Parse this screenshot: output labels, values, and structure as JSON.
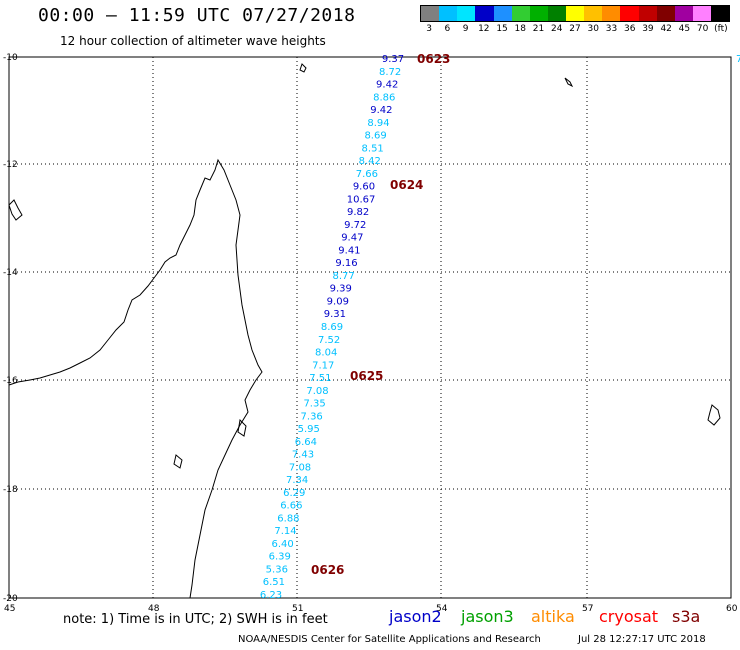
{
  "header": {
    "title": "00:00 – 11:59 UTC 07/27/2018",
    "subtitle": "12 hour collection of altimeter wave heights"
  },
  "legend": {
    "labels": [
      "3",
      "6",
      "9",
      "12",
      "15",
      "18",
      "21",
      "24",
      "27",
      "30",
      "33",
      "36",
      "39",
      "42",
      "45",
      "70",
      "(ft)"
    ],
    "colors": [
      "#808080",
      "#00c0ff",
      "#00e5ff",
      "#0000c8",
      "#1e90ff",
      "#32cd32",
      "#00b000",
      "#008000",
      "#ffff00",
      "#ffc000",
      "#ff8c00",
      "#ff0000",
      "#c00000",
      "#800000",
      "#a000a0",
      "#ff80ff",
      "#000000"
    ]
  },
  "axes": {
    "lat_ticks": [
      "-10",
      "-12",
      "-14",
      "-16",
      "-18",
      "-20"
    ],
    "lon_ticks": [
      "45",
      "48",
      "51",
      "54",
      "57",
      "60"
    ]
  },
  "points": [
    {
      "label": "9.37",
      "c": "#0000c8"
    },
    {
      "label": "8.72",
      "c": "#00c0ff"
    },
    {
      "label": "9.42",
      "c": "#0000c8"
    },
    {
      "label": "8.86",
      "c": "#00c0ff"
    },
    {
      "label": "9.42",
      "c": "#0000c8"
    },
    {
      "label": "8.94",
      "c": "#00c0ff"
    },
    {
      "label": "8.69",
      "c": "#00c0ff"
    },
    {
      "label": "8.51",
      "c": "#00c0ff"
    },
    {
      "label": "8.42",
      "c": "#00c0ff"
    },
    {
      "label": "7.66",
      "c": "#00c0ff"
    },
    {
      "label": "9.60",
      "c": "#0000c8"
    },
    {
      "label": "10.67",
      "c": "#0000c8"
    },
    {
      "label": "9.82",
      "c": "#0000c8"
    },
    {
      "label": "9.72",
      "c": "#0000c8"
    },
    {
      "label": "9.47",
      "c": "#0000c8"
    },
    {
      "label": "9.41",
      "c": "#0000c8"
    },
    {
      "label": "9.16",
      "c": "#0000c8"
    },
    {
      "label": "8.77",
      "c": "#00c0ff"
    },
    {
      "label": "9.39",
      "c": "#0000c8"
    },
    {
      "label": "9.09",
      "c": "#0000c8"
    },
    {
      "label": "9.31",
      "c": "#0000c8"
    },
    {
      "label": "8.69",
      "c": "#00c0ff"
    },
    {
      "label": "7.52",
      "c": "#00c0ff"
    },
    {
      "label": "8.04",
      "c": "#00c0ff"
    },
    {
      "label": "7.17",
      "c": "#00c0ff"
    },
    {
      "label": "7.51",
      "c": "#00c0ff"
    },
    {
      "label": "7.08",
      "c": "#00c0ff"
    },
    {
      "label": "7.35",
      "c": "#00c0ff"
    },
    {
      "label": "7.36",
      "c": "#00c0ff"
    },
    {
      "label": "5.95",
      "c": "#00c0ff"
    },
    {
      "label": "6.64",
      "c": "#00c0ff"
    },
    {
      "label": "7.43",
      "c": "#00c0ff"
    },
    {
      "label": "7.08",
      "c": "#00c0ff"
    },
    {
      "label": "7.34",
      "c": "#00c0ff"
    },
    {
      "label": "6.29",
      "c": "#00c0ff"
    },
    {
      "label": "6.66",
      "c": "#00c0ff"
    },
    {
      "label": "6.88",
      "c": "#00c0ff"
    },
    {
      "label": "7.14",
      "c": "#00c0ff"
    },
    {
      "label": "6.40",
      "c": "#00c0ff"
    },
    {
      "label": "6.39",
      "c": "#00c0ff"
    },
    {
      "label": "5.36",
      "c": "#00c0ff"
    },
    {
      "label": "6.51",
      "c": "#00c0ff"
    },
    {
      "label": "6.23",
      "c": "#00c0ff"
    }
  ],
  "time_labels": [
    {
      "label": "0623",
      "color": "#800000"
    },
    {
      "label": "0624",
      "color": "#800000"
    },
    {
      "label": "0625",
      "color": "#800000"
    },
    {
      "label": "0626",
      "color": "#800000"
    }
  ],
  "edge_mark": "7",
  "footer": {
    "note": "note: 1) Time is in UTC; 2) SWH is in feet",
    "satellites": [
      {
        "name": "jason2",
        "color": "#0000c8"
      },
      {
        "name": "jason3",
        "color": "#00a000"
      },
      {
        "name": "altika",
        "color": "#ff8c00"
      },
      {
        "name": "cryosat",
        "color": "#ff0000"
      },
      {
        "name": "s3a",
        "color": "#800000"
      }
    ],
    "credit": "NOAA/NESDIS Center for Satellite Applications and Research",
    "timestamp": "Jul 28 12:27:17 UTC 2018"
  }
}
+===+
=== Exercise details ===
Pull out all lines containing "name".

=== Answer to this exercise ===
        "name": "jason2",
        "name": "jason3",
        "name": "altika",
        "name": "cryosat",
        "name": "s3a",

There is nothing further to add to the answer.